[WORK TO BE COMPLETED] Leave out any picture and return the remaining listing below exactly as given.

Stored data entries
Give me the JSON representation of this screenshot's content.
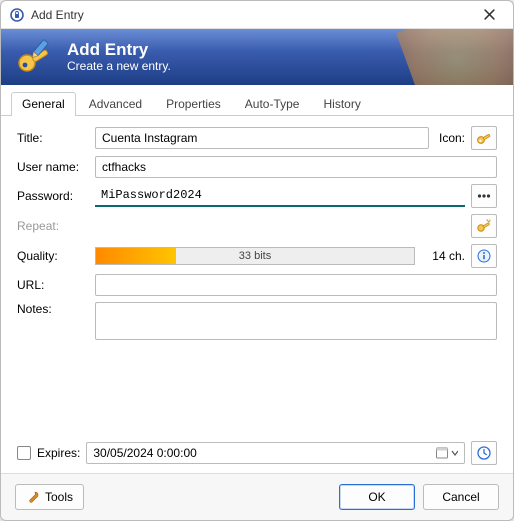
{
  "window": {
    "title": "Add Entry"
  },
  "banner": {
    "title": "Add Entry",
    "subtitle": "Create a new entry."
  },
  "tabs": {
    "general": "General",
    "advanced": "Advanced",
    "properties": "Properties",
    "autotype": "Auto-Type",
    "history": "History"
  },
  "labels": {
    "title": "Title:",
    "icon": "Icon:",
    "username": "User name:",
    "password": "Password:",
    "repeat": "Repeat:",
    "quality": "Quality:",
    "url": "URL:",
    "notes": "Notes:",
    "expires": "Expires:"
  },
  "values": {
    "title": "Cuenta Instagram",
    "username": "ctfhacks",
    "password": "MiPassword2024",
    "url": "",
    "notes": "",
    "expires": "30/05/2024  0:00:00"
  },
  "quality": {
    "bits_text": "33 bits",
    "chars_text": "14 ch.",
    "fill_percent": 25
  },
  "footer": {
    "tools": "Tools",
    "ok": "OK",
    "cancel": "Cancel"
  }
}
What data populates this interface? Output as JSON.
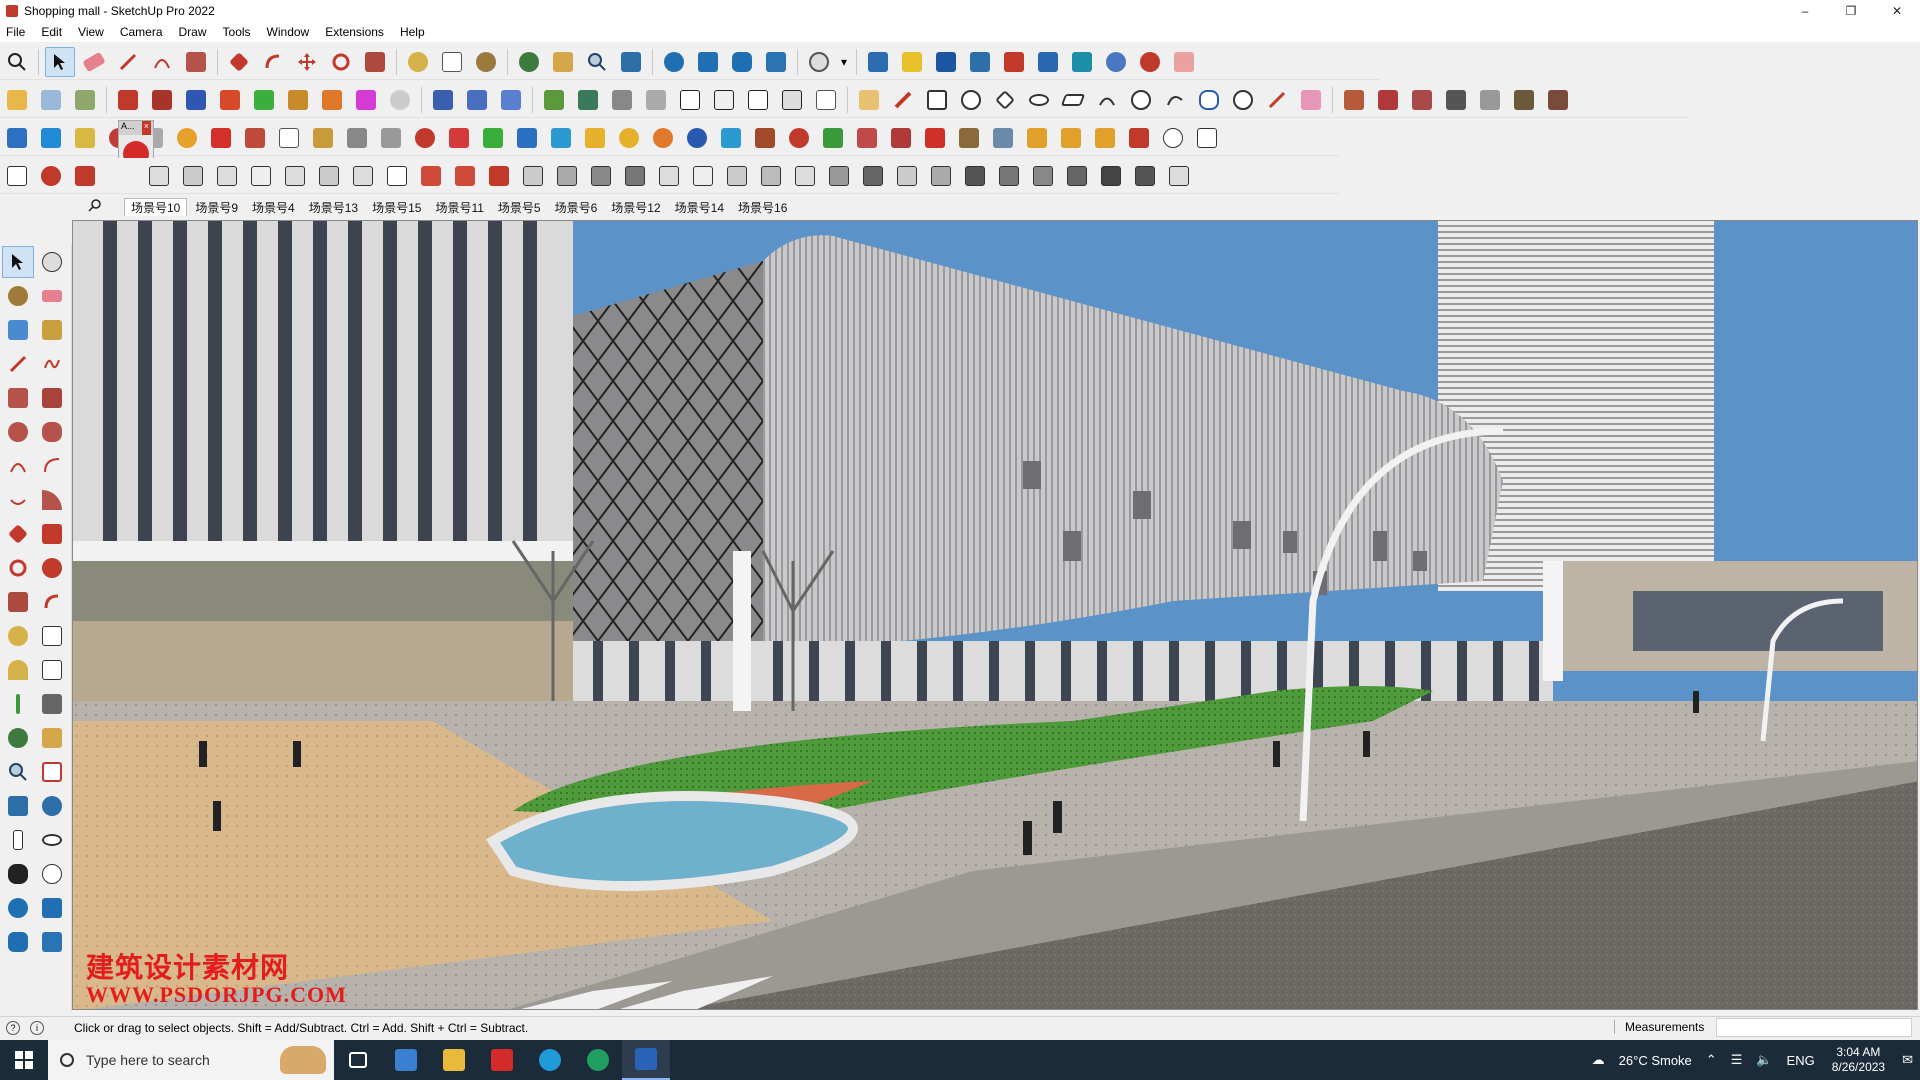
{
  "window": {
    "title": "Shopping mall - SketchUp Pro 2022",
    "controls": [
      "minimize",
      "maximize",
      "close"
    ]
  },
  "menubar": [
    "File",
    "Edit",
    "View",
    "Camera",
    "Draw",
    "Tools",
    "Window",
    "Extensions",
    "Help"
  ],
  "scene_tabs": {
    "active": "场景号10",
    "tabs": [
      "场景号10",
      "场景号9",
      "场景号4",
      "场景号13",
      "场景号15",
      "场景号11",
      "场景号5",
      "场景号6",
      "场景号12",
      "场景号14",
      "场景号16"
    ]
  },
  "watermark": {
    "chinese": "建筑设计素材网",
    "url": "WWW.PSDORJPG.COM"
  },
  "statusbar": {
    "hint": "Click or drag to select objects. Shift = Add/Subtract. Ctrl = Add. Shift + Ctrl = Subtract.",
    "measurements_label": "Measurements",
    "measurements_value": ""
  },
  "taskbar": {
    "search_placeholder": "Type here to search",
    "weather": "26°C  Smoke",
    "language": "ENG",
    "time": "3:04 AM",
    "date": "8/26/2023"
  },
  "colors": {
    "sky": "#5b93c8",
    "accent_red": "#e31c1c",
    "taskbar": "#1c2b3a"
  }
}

[RESULT OF THIS EXERCISE]
Give me the JSON representation of this screenshot's content.
{
  "window": {
    "title": "Add Entry"
  },
  "banner": {
    "title": "Add Entry",
    "subtitle": "Create a new entry."
  },
  "tabs": {
    "general": "General",
    "advanced": "Advanced",
    "properties": "Properties",
    "autotype": "Auto-Type",
    "history": "History"
  },
  "labels": {
    "title": "Title:",
    "icon": "Icon:",
    "username": "User name:",
    "password": "Password:",
    "repeat": "Repeat:",
    "quality": "Quality:",
    "url": "URL:",
    "notes": "Notes:",
    "expires": "Expires:"
  },
  "values": {
    "title": "Cuenta Instagram",
    "username": "ctfhacks",
    "password": "MiPassword2024",
    "url": "",
    "notes": "",
    "expires": "30/05/2024  0:00:00"
  },
  "quality": {
    "bits_text": "33 bits",
    "chars_text": "14 ch.",
    "fill_percent": 25
  },
  "footer": {
    "tools": "Tools",
    "ok": "OK",
    "cancel": "Cancel"
  }
}
What data populates this interface? Output as JSON.
{
  "window": {
    "title": "Shopping mall - SketchUp Pro 2022",
    "controls": [
      "minimize",
      "maximize",
      "close"
    ]
  },
  "menubar": [
    "File",
    "Edit",
    "View",
    "Camera",
    "Draw",
    "Tools",
    "Window",
    "Extensions",
    "Help"
  ],
  "scene_tabs": {
    "active": "场景号10",
    "tabs": [
      "场景号10",
      "场景号9",
      "场景号4",
      "场景号13",
      "场景号15",
      "场景号11",
      "场景号5",
      "场景号6",
      "场景号12",
      "场景号14",
      "场景号16"
    ]
  },
  "watermark": {
    "chinese": "建筑设计素材网",
    "url": "WWW.PSDORJPG.COM"
  },
  "statusbar": {
    "hint": "Click or drag to select objects. Shift = Add/Subtract. Ctrl = Add. Shift + Ctrl = Subtract.",
    "measurements_label": "Measurements",
    "measurements_value": ""
  },
  "taskbar": {
    "search_placeholder": "Type here to search",
    "weather": "26°C  Smoke",
    "language": "ENG",
    "time": "3:04 AM",
    "date": "8/26/2023"
  },
  "colors": {
    "sky": "#5b93c8",
    "accent_red": "#e31c1c",
    "taskbar": "#1c2b3a"
  }
}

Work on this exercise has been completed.